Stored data
__________________________________________________

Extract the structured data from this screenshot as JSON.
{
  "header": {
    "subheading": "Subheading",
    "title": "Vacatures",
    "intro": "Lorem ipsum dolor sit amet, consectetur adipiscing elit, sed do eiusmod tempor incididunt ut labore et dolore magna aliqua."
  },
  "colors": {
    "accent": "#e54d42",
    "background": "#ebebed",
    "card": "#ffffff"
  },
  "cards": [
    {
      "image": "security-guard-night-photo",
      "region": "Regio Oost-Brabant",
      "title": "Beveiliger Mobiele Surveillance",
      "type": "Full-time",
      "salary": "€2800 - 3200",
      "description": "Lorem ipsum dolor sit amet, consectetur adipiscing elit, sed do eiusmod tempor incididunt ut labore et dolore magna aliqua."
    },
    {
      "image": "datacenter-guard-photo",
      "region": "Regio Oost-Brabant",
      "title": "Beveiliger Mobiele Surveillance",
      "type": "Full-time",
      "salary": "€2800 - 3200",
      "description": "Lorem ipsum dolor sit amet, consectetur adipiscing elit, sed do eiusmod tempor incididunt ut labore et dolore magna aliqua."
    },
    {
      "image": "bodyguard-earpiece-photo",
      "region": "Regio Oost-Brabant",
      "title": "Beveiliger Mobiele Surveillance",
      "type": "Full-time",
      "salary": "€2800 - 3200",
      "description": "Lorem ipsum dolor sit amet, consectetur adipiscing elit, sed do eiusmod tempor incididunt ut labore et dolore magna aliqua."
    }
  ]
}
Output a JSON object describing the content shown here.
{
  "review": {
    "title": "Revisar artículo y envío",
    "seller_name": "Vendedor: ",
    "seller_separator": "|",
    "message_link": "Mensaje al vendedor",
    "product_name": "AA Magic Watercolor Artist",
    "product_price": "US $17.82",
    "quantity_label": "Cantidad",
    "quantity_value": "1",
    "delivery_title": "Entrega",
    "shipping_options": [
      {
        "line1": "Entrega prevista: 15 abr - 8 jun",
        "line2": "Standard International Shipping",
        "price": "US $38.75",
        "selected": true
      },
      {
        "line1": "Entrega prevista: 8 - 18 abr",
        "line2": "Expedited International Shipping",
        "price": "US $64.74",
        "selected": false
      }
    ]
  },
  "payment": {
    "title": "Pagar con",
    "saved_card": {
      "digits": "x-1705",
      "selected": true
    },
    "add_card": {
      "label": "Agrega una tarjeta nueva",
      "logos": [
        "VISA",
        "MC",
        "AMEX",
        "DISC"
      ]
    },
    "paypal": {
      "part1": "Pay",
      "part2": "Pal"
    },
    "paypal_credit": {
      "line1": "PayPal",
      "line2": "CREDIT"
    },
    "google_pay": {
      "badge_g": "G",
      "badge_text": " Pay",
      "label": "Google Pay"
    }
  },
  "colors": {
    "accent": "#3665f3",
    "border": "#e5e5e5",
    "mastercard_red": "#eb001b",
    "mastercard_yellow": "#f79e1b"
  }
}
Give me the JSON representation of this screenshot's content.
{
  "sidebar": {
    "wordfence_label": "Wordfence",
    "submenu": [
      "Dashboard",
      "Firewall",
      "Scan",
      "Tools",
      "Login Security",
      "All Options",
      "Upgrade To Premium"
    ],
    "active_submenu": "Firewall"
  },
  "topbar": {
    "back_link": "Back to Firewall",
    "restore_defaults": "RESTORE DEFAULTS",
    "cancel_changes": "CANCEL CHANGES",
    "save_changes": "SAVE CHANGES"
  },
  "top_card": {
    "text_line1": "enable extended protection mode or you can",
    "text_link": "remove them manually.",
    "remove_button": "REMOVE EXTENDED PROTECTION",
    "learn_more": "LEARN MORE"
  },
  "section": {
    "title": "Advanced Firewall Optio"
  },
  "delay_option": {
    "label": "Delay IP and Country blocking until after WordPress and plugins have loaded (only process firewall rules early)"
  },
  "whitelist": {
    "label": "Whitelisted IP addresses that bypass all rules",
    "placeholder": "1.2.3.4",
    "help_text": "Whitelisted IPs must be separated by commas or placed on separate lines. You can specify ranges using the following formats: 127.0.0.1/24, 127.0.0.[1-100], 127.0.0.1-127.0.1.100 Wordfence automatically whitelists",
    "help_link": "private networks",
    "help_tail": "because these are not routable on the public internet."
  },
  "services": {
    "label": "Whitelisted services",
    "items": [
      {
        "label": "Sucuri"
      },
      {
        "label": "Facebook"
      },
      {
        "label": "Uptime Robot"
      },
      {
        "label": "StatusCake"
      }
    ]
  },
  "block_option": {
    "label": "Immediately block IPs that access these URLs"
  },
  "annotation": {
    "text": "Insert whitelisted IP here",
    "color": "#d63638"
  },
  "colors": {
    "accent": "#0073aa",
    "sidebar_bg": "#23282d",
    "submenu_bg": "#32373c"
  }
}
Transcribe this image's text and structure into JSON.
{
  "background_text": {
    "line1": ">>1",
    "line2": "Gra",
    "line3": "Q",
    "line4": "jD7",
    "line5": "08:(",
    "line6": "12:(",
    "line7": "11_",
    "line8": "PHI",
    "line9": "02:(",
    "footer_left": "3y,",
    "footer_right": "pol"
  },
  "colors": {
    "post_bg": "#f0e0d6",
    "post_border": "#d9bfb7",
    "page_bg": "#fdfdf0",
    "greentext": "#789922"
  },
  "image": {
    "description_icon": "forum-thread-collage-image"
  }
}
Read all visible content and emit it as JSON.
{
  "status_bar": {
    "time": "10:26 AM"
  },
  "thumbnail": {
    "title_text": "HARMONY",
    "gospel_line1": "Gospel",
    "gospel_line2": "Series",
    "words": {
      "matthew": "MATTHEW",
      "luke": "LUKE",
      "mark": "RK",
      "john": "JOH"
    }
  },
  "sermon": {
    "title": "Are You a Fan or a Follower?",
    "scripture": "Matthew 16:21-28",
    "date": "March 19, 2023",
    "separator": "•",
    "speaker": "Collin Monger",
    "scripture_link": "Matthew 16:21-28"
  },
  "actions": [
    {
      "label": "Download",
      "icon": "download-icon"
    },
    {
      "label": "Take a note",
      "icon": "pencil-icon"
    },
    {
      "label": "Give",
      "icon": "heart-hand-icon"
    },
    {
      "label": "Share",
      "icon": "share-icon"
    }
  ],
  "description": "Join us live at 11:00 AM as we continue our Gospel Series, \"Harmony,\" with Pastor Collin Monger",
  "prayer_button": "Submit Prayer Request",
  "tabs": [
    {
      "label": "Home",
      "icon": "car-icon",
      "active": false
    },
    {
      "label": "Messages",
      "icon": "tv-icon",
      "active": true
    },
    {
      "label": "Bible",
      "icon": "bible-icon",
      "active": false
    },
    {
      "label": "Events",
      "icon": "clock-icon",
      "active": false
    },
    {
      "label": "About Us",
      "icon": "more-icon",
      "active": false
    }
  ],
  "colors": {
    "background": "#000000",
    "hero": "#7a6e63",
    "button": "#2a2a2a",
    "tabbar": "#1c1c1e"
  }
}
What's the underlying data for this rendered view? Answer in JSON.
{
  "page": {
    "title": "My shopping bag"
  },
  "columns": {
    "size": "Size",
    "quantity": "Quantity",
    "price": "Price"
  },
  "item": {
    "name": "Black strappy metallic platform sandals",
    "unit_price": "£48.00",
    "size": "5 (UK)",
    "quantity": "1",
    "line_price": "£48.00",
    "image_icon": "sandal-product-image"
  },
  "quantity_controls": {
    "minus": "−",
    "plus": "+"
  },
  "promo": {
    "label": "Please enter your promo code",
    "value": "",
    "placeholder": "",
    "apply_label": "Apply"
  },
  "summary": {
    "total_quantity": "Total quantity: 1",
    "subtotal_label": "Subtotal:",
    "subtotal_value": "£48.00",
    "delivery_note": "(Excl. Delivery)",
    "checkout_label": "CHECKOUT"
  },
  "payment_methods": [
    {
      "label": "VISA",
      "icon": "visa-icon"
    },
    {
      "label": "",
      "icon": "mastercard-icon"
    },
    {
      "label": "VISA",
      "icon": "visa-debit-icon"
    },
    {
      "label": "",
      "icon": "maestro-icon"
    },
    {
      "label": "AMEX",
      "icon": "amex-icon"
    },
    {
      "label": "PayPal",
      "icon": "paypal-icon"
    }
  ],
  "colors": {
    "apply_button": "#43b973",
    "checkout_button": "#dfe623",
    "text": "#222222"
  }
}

__________________________________________________

▸ DIRECTION:
Give only the number of lines in the entries that contain "image".

▸ SOLUTION TO THE EXERCISE:
7